══ Supplied material ══
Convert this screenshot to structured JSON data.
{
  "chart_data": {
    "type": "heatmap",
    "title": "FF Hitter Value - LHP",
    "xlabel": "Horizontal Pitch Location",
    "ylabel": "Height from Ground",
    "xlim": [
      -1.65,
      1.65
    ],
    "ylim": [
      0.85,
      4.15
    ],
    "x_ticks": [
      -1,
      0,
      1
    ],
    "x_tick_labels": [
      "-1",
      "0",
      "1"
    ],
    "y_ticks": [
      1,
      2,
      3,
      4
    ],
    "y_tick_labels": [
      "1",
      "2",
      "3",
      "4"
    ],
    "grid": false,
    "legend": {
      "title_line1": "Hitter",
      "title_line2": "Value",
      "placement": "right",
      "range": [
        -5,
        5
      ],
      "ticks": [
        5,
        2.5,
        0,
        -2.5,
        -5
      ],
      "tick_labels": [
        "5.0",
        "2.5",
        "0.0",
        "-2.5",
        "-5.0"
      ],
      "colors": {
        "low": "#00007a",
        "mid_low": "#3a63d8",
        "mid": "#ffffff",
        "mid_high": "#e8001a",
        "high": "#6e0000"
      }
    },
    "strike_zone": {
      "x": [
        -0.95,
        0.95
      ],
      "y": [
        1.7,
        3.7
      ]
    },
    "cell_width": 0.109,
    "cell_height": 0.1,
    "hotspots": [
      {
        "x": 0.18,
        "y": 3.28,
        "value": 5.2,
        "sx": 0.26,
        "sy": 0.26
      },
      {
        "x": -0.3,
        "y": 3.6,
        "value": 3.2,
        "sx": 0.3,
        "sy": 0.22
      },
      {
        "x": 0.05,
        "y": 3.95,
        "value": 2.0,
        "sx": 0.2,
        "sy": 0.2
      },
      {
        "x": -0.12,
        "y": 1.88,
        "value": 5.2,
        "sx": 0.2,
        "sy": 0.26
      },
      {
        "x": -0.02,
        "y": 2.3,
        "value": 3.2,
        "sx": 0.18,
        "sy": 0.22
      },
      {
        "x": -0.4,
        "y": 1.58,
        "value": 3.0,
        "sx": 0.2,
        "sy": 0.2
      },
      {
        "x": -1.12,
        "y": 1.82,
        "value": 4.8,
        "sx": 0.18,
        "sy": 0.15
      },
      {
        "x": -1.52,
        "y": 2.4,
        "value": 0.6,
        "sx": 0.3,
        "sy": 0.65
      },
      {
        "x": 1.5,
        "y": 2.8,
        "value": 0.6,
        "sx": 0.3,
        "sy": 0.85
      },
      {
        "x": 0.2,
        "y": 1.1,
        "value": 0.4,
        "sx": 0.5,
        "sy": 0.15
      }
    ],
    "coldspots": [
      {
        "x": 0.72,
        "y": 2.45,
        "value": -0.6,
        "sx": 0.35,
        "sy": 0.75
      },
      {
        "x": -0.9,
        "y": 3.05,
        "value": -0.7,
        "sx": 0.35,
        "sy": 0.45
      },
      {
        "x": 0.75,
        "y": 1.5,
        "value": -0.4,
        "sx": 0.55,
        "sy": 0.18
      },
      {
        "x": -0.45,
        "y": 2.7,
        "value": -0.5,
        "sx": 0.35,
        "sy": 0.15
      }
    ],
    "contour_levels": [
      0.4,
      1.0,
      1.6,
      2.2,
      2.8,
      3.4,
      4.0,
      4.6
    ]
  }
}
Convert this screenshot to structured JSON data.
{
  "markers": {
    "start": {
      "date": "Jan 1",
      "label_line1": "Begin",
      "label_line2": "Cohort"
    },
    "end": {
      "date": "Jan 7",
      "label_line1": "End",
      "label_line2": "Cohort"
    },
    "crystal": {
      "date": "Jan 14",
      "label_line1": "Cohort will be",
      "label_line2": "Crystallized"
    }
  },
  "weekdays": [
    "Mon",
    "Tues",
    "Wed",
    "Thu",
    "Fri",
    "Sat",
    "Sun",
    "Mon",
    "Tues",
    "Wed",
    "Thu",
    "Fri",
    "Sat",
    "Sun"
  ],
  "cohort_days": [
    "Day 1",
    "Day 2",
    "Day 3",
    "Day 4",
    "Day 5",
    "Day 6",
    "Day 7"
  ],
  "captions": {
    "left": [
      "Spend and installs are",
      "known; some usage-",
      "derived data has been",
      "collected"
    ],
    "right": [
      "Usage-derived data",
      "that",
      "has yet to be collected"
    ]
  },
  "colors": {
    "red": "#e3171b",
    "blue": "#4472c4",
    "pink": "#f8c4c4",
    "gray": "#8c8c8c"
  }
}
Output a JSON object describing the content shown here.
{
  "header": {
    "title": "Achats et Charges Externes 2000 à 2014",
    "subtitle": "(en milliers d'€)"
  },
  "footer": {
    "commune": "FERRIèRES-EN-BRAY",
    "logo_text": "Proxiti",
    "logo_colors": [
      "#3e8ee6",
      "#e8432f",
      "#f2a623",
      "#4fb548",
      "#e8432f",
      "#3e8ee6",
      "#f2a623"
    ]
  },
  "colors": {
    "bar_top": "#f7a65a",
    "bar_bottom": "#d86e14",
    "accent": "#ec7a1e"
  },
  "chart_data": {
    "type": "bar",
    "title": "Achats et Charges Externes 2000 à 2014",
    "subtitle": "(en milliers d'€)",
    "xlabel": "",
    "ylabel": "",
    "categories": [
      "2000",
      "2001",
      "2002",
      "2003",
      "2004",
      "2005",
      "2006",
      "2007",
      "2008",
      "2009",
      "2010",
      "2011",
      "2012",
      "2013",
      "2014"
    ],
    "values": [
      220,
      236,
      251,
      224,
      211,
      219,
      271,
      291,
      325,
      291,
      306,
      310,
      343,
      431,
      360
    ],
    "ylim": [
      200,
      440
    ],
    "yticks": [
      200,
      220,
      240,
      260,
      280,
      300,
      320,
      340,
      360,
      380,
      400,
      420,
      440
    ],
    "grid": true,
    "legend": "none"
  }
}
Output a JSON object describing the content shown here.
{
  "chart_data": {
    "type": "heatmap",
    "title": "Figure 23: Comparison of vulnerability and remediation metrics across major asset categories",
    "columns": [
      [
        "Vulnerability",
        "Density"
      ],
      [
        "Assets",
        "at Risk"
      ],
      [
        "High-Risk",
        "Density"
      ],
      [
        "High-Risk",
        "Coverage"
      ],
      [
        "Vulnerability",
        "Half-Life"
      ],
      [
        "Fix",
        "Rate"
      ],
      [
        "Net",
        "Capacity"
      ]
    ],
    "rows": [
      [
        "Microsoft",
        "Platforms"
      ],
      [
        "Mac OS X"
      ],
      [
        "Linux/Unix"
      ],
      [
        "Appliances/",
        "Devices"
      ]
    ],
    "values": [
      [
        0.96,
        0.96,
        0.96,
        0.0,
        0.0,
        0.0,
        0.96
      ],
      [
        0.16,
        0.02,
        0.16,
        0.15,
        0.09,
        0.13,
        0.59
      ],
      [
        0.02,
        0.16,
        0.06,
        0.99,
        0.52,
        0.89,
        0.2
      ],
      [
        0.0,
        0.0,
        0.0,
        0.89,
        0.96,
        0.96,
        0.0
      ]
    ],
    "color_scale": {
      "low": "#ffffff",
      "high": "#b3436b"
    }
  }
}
═══
Return every line exactly.

Output for this exercise.
Convert this screenshot to structured JSON data.
{
  "chart_data": {
    "type": "heatmap",
    "title": "FF Hitter Value - LHP",
    "xlabel": "Horizontal Pitch Location",
    "ylabel": "Height from Ground",
    "xlim": [
      -1.65,
      1.65
    ],
    "ylim": [
      0.85,
      4.15
    ],
    "x_ticks": [
      -1,
      0,
      1
    ],
    "x_tick_labels": [
      "-1",
      "0",
      "1"
    ],
    "y_ticks": [
      1,
      2,
      3,
      4
    ],
    "y_tick_labels": [
      "1",
      "2",
      "3",
      "4"
    ],
    "grid": false,
    "legend": {
      "title_line1": "Hitter",
      "title_line2": "Value",
      "placement": "right",
      "range": [
        -5,
        5
      ],
      "ticks": [
        5,
        2.5,
        0,
        -2.5,
        -5
      ],
      "tick_labels": [
        "5.0",
        "2.5",
        "0.0",
        "-2.5",
        "-5.0"
      ],
      "colors": {
        "low": "#00007a",
        "mid_low": "#3a63d8",
        "mid": "#ffffff",
        "mid_high": "#e8001a",
        "high": "#6e0000"
      }
    },
    "strike_zone": {
      "x": [
        -0.95,
        0.95
      ],
      "y": [
        1.7,
        3.7
      ]
    },
    "cell_width": 0.109,
    "cell_height": 0.1,
    "hotspots": [
      {
        "x": 0.18,
        "y": 3.28,
        "value": 5.2,
        "sx": 0.26,
        "sy": 0.26
      },
      {
        "x": -0.3,
        "y": 3.6,
        "value": 3.2,
        "sx": 0.3,
        "sy": 0.22
      },
      {
        "x": 0.05,
        "y": 3.95,
        "value": 2.0,
        "sx": 0.2,
        "sy": 0.2
      },
      {
        "x": -0.12,
        "y": 1.88,
        "value": 5.2,
        "sx": 0.2,
        "sy": 0.26
      },
      {
        "x": -0.02,
        "y": 2.3,
        "value": 3.2,
        "sx": 0.18,
        "sy": 0.22
      },
      {
        "x": -0.4,
        "y": 1.58,
        "value": 3.0,
        "sx": 0.2,
        "sy": 0.2
      },
      {
        "x": -1.12,
        "y": 1.82,
        "value": 4.8,
        "sx": 0.18,
        "sy": 0.15
      },
      {
        "x": -1.52,
        "y": 2.4,
        "value": 0.6,
        "sx": 0.3,
        "sy": 0.65
      },
      {
        "x": 1.5,
        "y": 2.8,
        "value": 0.6,
        "sx": 0.3,
        "sy": 0.85
      },
      {
        "x": 0.2,
        "y": 1.1,
        "value": 0.4,
        "sx": 0.5,
        "sy": 0.15
      }
    ],
    "coldspots": [
      {
        "x": 0.72,
        "y": 2.45,
        "value": -0.6,
        "sx": 0.35,
        "sy": 0.75
      },
      {
        "x": -0.9,
        "y": 3.05,
        "value": -0.7,
        "sx": 0.35,
        "sy": 0.45
      },
      {
        "x": 0.75,
        "y": 1.5,
        "value": -0.4,
        "sx": 0.55,
        "sy": 0.18
      },
      {
        "x": -0.45,
        "y": 2.7,
        "value": -0.5,
        "sx": 0.35,
        "sy": 0.15
      }
    ],
    "contour_levels": [
      0.4,
      1.0,
      1.6,
      2.2,
      2.8,
      3.4,
      4.0,
      4.6
    ]
  }
}
Convert this screenshot to structured JSON data.
{
  "markers": {
    "start": {
      "date": "Jan 1",
      "label_line1": "Begin",
      "label_line2": "Cohort"
    },
    "end": {
      "date": "Jan 7",
      "label_line1": "End",
      "label_line2": "Cohort"
    },
    "crystal": {
      "date": "Jan 14",
      "label_line1": "Cohort will be",
      "label_line2": "Crystallized"
    }
  },
  "weekdays": [
    "Mon",
    "Tues",
    "Wed",
    "Thu",
    "Fri",
    "Sat",
    "Sun",
    "Mon",
    "Tues",
    "Wed",
    "Thu",
    "Fri",
    "Sat",
    "Sun"
  ],
  "cohort_days": [
    "Day 1",
    "Day 2",
    "Day 3",
    "Day 4",
    "Day 5",
    "Day 6",
    "Day 7"
  ],
  "captions": {
    "left": [
      "Spend and installs are",
      "known; some usage-",
      "derived data has been",
      "collected"
    ],
    "right": [
      "Usage-derived data",
      "that",
      "has yet to be collected"
    ]
  },
  "colors": {
    "red": "#e3171b",
    "blue": "#4472c4",
    "pink": "#f8c4c4",
    "gray": "#8c8c8c"
  }
}
Output a JSON object describing the content shown here.
{
  "header": {
    "title": "Achats et Charges Externes 2000 à 2014",
    "subtitle": "(en milliers d'€)"
  },
  "footer": {
    "commune": "FERRIèRES-EN-BRAY",
    "logo_text": "Proxiti",
    "logo_colors": [
      "#3e8ee6",
      "#e8432f",
      "#f2a623",
      "#4fb548",
      "#e8432f",
      "#3e8ee6",
      "#f2a623"
    ]
  },
  "colors": {
    "bar_top": "#f7a65a",
    "bar_bottom": "#d86e14",
    "accent": "#ec7a1e"
  },
  "chart_data": {
    "type": "bar",
    "title": "Achats et Charges Externes 2000 à 2014",
    "subtitle": "(en milliers d'€)",
    "xlabel": "",
    "ylabel": "",
    "categories": [
      "2000",
      "2001",
      "2002",
      "2003",
      "2004",
      "2005",
      "2006",
      "2007",
      "2008",
      "2009",
      "2010",
      "2011",
      "2012",
      "2013",
      "2014"
    ],
    "values": [
      220,
      236,
      251,
      224,
      211,
      219,
      271,
      291,
      325,
      291,
      306,
      310,
      343,
      431,
      360
    ],
    "ylim": [
      200,
      440
    ],
    "yticks": [
      200,
      220,
      240,
      260,
      280,
      300,
      320,
      340,
      360,
      380,
      400,
      420,
      440
    ],
    "grid": true,
    "legend": "none"
  }
}
Output a JSON object describing the content shown here.
{
  "chart_data": {
    "type": "heatmap",
    "title": "Figure 23: Comparison of vulnerability and remediation metrics across major asset categories",
    "columns": [
      [
        "Vulnerability",
        "Density"
      ],
      [
        "Assets",
        "at Risk"
      ],
      [
        "High-Risk",
        "Density"
      ],
      [
        "High-Risk",
        "Coverage"
      ],
      [
        "Vulnerability",
        "Half-Life"
      ],
      [
        "Fix",
        "Rate"
      ],
      [
        "Net",
        "Capacity"
      ]
    ],
    "rows": [
      [
        "Microsoft",
        "Platforms"
      ],
      [
        "Mac OS X"
      ],
      [
        "Linux/Unix"
      ],
      [
        "Appliances/",
        "Devices"
      ]
    ],
    "values": [
      [
        0.96,
        0.96,
        0.96,
        0.0,
        0.0,
        0.0,
        0.96
      ],
      [
        0.16,
        0.02,
        0.16,
        0.15,
        0.09,
        0.13,
        0.59
      ],
      [
        0.02,
        0.16,
        0.06,
        0.99,
        0.52,
        0.89,
        0.2
      ],
      [
        0.0,
        0.0,
        0.0,
        0.89,
        0.96,
        0.96,
        0.0
      ]
    ],
    "color_scale": {
      "low": "#ffffff",
      "high": "#b3436b"
    }
  }
}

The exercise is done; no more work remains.